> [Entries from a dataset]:
<<<<
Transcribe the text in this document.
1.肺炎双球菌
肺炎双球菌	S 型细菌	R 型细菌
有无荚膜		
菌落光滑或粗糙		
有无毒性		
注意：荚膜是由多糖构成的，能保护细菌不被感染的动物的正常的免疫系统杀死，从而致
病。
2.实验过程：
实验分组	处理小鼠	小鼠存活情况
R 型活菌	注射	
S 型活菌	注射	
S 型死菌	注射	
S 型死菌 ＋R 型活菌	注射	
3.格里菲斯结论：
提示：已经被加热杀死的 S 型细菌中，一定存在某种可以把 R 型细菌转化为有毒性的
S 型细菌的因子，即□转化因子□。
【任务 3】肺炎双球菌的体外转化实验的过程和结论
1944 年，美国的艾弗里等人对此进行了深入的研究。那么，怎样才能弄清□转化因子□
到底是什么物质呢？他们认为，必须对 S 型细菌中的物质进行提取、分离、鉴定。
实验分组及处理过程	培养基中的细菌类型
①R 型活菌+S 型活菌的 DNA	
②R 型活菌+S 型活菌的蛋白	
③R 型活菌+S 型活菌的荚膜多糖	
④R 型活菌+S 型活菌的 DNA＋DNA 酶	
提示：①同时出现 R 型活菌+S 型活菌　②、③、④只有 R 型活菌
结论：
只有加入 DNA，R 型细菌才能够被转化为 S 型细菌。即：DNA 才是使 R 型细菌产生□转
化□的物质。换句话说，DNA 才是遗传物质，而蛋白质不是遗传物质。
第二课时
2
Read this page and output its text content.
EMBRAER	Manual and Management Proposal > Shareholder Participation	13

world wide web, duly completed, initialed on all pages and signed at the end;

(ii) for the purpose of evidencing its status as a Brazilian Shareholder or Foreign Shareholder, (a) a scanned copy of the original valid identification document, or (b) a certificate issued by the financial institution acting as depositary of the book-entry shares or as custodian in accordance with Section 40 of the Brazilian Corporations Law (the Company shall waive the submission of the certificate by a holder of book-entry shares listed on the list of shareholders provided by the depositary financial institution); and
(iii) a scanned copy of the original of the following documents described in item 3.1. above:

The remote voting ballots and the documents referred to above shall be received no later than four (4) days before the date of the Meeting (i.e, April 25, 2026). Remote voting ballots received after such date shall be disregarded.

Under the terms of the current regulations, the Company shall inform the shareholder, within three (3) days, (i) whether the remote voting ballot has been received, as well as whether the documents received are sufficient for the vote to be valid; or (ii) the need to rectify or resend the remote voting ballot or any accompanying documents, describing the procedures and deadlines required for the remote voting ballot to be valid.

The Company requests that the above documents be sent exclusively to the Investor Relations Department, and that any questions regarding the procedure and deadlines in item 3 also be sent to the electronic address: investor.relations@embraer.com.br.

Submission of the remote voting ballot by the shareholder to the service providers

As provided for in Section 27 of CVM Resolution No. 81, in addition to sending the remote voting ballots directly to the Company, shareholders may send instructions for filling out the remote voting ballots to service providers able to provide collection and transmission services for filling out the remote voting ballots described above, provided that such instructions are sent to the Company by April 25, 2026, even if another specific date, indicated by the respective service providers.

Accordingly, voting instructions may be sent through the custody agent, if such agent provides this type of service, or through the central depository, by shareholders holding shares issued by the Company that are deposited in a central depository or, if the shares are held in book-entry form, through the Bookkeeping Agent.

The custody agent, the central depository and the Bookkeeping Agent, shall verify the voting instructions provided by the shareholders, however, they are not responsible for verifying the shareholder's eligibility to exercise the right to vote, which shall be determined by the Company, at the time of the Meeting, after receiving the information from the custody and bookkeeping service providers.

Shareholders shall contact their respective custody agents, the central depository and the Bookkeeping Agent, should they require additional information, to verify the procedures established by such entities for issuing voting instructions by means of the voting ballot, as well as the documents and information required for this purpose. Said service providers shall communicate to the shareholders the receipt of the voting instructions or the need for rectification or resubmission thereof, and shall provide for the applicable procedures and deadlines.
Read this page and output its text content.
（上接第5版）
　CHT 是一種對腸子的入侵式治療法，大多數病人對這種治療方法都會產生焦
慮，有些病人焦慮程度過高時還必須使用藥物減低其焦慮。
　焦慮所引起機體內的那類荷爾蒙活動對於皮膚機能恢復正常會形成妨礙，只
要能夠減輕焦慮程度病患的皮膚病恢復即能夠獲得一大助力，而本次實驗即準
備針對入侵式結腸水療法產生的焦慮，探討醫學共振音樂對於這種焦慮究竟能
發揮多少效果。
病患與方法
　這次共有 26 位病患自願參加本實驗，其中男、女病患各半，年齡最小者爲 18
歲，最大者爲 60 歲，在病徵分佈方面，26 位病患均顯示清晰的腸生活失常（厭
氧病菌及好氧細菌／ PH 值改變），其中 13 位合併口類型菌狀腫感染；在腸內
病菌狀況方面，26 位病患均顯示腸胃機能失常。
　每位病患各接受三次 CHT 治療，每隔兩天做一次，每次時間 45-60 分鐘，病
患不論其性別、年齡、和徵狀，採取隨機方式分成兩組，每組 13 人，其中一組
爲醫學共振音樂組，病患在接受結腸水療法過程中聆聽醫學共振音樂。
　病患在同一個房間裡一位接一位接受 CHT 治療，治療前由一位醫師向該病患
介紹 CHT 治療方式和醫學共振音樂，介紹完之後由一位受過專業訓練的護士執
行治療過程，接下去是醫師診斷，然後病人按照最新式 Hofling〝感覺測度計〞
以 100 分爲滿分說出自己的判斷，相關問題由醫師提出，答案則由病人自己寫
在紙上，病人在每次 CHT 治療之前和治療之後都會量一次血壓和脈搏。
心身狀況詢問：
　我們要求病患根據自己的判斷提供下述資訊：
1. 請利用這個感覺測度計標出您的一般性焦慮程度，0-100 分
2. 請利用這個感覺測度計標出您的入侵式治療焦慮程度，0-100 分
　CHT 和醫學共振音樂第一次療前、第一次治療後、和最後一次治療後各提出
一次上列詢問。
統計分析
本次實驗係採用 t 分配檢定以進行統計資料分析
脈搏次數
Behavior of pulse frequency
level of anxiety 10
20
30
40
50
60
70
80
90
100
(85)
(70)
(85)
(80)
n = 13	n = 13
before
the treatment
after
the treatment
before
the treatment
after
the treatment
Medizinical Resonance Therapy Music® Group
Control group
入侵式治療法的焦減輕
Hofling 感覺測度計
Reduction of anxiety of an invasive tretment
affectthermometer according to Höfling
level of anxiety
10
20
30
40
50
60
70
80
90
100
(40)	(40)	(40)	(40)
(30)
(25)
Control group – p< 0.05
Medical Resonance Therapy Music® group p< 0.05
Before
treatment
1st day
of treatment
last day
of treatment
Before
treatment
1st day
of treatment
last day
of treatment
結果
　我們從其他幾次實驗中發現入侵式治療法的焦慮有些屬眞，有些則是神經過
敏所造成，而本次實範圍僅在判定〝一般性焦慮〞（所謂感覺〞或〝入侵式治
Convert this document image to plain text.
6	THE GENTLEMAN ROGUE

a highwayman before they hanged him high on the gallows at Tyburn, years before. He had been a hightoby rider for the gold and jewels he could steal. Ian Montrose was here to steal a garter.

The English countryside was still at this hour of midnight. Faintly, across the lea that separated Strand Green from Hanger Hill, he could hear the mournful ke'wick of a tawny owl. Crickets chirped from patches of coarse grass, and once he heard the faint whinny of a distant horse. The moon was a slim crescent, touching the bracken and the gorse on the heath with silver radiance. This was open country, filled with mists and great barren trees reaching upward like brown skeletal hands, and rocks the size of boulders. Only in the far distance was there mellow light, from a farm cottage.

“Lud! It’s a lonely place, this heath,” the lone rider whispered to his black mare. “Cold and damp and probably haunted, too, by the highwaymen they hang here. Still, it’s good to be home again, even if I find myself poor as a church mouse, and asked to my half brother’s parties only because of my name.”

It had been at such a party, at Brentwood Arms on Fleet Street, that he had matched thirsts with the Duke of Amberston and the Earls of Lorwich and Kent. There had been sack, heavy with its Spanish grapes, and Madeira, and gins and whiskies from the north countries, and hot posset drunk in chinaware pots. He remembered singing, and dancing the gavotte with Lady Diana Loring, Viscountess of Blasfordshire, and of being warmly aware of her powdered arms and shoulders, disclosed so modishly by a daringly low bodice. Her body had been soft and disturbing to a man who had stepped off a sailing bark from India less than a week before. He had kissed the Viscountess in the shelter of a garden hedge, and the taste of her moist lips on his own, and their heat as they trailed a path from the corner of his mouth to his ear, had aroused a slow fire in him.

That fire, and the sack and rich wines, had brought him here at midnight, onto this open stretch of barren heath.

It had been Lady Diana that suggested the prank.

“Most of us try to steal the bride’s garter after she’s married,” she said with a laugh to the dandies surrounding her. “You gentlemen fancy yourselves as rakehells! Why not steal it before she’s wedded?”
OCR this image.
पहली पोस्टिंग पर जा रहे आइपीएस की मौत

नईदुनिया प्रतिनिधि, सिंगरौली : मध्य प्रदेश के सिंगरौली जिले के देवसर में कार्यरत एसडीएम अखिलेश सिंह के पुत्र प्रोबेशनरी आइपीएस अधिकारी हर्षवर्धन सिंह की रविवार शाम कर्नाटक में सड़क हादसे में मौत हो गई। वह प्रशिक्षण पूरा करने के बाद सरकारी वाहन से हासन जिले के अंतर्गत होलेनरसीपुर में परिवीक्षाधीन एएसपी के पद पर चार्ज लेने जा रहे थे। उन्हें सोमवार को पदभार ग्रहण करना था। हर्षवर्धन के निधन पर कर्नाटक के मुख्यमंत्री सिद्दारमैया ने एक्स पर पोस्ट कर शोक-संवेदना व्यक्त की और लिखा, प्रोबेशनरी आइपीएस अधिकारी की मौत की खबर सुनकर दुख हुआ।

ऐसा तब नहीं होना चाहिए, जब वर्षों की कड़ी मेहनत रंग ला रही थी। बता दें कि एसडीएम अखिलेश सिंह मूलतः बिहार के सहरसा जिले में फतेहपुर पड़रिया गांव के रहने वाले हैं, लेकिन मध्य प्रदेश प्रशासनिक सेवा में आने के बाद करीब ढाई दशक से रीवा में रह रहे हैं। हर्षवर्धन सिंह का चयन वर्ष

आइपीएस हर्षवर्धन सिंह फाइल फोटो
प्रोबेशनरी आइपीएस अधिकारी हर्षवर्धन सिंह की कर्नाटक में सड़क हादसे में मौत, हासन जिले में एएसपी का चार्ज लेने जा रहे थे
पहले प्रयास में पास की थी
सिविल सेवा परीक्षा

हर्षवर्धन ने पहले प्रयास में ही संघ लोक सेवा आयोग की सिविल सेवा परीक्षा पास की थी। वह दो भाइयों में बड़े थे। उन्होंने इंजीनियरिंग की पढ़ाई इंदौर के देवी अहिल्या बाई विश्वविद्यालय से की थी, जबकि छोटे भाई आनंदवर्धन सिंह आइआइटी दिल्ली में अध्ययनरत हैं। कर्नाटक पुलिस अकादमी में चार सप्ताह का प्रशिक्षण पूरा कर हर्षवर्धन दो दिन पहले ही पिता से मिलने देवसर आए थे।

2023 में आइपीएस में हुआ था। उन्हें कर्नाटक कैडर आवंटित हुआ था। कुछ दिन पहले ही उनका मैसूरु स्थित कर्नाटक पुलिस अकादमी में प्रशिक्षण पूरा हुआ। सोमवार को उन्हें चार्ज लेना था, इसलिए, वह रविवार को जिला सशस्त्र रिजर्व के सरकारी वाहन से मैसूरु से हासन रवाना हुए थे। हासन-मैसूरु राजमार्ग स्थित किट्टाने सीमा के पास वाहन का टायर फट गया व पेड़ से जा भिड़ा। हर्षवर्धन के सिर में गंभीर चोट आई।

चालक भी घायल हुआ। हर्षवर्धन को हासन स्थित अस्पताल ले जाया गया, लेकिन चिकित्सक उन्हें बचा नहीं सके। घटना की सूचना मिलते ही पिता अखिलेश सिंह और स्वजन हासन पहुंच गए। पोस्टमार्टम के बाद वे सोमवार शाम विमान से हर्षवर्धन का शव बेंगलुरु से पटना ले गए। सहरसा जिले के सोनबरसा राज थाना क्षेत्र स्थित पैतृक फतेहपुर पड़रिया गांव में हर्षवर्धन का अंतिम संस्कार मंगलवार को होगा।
>>>>
> [Exercise goal]: Considering only the records above, state the number of lines that include the word "level", with nothing added.

> [Reply]: 2